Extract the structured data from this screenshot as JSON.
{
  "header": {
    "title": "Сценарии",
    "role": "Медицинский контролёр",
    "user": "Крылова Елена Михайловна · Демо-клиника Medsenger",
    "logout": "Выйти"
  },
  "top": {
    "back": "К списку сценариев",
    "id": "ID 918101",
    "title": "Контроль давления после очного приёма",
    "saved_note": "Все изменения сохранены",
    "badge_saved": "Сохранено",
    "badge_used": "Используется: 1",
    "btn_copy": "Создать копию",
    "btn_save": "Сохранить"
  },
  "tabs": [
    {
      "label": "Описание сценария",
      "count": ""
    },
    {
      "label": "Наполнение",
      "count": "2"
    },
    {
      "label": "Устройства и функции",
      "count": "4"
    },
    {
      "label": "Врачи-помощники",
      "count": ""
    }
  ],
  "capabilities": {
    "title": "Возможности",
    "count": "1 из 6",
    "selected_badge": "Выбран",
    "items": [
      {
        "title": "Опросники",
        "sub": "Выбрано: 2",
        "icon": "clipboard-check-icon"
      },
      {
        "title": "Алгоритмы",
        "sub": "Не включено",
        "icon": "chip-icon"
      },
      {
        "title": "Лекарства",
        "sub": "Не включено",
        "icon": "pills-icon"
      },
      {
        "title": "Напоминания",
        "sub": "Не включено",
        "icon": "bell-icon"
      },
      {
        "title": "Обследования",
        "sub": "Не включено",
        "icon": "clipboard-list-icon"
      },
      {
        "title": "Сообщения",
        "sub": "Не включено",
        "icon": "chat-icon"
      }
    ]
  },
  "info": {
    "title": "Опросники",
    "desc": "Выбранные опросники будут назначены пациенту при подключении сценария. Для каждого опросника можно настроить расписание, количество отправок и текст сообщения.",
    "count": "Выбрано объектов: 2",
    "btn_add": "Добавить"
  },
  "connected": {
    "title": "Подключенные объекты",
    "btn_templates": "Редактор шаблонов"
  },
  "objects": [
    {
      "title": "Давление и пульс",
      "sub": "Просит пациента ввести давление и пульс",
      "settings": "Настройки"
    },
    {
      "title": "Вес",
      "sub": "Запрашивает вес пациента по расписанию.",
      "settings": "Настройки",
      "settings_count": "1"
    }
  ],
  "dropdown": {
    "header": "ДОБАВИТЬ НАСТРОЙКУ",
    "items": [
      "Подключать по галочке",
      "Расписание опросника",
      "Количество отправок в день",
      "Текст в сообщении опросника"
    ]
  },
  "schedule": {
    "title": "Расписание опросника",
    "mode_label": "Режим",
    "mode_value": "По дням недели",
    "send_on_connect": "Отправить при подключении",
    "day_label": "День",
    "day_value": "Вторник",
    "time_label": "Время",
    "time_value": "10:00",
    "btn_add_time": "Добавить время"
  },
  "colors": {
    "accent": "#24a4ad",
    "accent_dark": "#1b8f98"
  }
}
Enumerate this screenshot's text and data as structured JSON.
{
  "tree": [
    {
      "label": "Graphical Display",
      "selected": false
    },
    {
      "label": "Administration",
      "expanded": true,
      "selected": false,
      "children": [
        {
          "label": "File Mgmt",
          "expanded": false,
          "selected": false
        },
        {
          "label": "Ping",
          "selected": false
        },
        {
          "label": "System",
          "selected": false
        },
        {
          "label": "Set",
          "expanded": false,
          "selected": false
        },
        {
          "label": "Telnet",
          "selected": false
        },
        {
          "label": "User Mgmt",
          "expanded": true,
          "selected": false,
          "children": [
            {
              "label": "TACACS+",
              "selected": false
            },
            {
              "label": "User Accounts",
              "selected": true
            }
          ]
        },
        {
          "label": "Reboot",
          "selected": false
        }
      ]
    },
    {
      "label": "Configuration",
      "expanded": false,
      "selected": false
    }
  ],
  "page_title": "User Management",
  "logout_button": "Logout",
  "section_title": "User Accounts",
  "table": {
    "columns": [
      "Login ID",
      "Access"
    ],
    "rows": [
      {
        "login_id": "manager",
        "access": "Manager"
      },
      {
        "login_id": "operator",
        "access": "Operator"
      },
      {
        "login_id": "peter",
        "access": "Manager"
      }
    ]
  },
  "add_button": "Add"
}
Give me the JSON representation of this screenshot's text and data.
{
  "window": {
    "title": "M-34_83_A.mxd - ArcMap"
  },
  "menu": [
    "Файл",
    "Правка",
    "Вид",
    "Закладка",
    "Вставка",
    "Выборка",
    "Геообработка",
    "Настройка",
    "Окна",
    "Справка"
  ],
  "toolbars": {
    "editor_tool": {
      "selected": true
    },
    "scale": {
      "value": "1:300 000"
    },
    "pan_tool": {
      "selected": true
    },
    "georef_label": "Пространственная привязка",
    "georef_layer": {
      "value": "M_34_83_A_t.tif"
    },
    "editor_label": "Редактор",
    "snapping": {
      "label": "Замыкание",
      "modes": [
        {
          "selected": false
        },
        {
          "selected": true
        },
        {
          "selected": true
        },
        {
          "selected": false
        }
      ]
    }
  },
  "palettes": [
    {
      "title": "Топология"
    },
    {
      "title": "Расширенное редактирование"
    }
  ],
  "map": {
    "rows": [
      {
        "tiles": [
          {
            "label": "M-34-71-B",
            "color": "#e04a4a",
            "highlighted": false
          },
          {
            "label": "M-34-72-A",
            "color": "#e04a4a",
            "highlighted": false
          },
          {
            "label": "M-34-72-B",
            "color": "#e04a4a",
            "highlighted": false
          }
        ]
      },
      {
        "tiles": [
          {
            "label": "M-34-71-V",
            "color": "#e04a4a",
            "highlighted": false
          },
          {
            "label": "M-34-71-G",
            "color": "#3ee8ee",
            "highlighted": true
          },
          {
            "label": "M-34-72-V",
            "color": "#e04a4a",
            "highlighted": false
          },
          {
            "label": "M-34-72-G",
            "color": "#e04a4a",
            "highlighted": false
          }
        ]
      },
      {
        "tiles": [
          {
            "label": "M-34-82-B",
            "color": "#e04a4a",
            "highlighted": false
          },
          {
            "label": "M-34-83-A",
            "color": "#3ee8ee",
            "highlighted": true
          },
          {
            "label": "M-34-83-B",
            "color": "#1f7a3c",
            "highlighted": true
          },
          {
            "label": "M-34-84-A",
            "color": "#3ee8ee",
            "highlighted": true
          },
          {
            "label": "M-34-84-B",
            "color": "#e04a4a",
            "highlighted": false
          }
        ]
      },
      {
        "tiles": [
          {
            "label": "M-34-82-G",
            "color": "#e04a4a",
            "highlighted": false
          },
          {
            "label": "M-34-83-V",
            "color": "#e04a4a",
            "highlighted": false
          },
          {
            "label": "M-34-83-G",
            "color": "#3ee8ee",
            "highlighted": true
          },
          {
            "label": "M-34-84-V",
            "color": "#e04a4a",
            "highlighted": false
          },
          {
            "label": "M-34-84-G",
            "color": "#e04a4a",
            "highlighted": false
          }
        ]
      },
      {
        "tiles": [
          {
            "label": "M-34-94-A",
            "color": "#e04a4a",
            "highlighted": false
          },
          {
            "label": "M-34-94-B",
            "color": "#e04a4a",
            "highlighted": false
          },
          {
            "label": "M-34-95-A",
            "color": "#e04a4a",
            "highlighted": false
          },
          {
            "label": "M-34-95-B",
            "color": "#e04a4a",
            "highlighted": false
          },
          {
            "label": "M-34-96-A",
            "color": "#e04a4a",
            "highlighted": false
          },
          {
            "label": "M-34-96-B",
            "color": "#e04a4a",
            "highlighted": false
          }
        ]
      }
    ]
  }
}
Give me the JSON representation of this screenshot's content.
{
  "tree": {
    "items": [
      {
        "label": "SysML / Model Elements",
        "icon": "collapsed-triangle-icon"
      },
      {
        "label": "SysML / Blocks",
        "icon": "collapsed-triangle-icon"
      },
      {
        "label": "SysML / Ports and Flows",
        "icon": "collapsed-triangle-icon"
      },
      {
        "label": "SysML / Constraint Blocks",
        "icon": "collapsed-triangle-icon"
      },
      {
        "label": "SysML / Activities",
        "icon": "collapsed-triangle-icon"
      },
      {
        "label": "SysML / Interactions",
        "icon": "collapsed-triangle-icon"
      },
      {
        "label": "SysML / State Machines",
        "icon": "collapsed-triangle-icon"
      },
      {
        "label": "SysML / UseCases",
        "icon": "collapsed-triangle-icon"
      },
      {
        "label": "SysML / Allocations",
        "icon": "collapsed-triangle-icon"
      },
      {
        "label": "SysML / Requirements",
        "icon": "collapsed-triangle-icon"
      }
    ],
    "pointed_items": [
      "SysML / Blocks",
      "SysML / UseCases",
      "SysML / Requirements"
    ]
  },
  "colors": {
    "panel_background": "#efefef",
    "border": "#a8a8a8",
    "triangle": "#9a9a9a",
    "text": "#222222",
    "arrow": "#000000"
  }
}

Task:
Track down every line of the material containing the string "пульс", and copy it.

Written response:
      "title": "Давление и пульс",
      "sub": "Просит пациента ввести давление и пульс",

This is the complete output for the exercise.